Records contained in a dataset
**********

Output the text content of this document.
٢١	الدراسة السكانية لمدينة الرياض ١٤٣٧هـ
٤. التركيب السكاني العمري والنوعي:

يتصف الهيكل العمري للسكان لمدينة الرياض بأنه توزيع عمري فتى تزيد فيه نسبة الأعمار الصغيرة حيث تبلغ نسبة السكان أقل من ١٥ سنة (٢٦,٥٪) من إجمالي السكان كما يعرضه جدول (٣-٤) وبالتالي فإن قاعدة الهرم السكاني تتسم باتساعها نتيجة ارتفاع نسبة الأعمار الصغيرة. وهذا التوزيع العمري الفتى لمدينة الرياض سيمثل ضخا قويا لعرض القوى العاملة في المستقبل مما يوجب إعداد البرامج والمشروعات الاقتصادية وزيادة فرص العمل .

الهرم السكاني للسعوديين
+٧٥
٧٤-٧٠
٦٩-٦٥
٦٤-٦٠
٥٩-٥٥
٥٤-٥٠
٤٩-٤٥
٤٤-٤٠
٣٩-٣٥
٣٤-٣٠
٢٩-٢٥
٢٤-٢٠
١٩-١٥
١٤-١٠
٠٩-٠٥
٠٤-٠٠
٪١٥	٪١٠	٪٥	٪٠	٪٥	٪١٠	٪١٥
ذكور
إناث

**********

Reproduce the records above exactly.

• _TASK SOLUTION_:
Output the text content of this document.
٢١	الدراسة السكانية لمدينة الرياض ١٤٣٧هـ
٤. التركيب السكاني العمري والنوعي:

يتصف الهيكل العمري للسكان لمدينة الرياض بأنه توزيع عمري فتى تزيد فيه نسبة الأعمار الصغيرة حيث تبلغ نسبة السكان أقل من ١٥ سنة (٢٦,٥٪) من إجمالي السكان كما يعرضه جدول (٣-٤) وبالتالي فإن قاعدة الهرم السكاني تتسم باتساعها نتيجة ارتفاع نسبة الأعمار الصغيرة. وهذا التوزيع العمري الفتى لمدينة الرياض سيمثل ضخا قويا لعرض القوى العاملة في المستقبل مما يوجب إعداد البرامج والمشروعات الاقتصادية وزيادة فرص العمل .

الهرم السكاني للسعوديين
+٧٥
٧٤-٧٠
٦٩-٦٥
٦٤-٦٠
٥٩-٥٥
٥٤-٥٠
٤٩-٤٥
٤٤-٤٠
٣٩-٣٥
٣٤-٣٠
٢٩-٢٥
٢٤-٢٠
١٩-١٥
١٤-١٠
٠٩-٠٥
٠٤-٠٠
٪١٥	٪١٠	٪٥	٪٠	٪٥	٪١٠	٪١٥
ذكور
إناث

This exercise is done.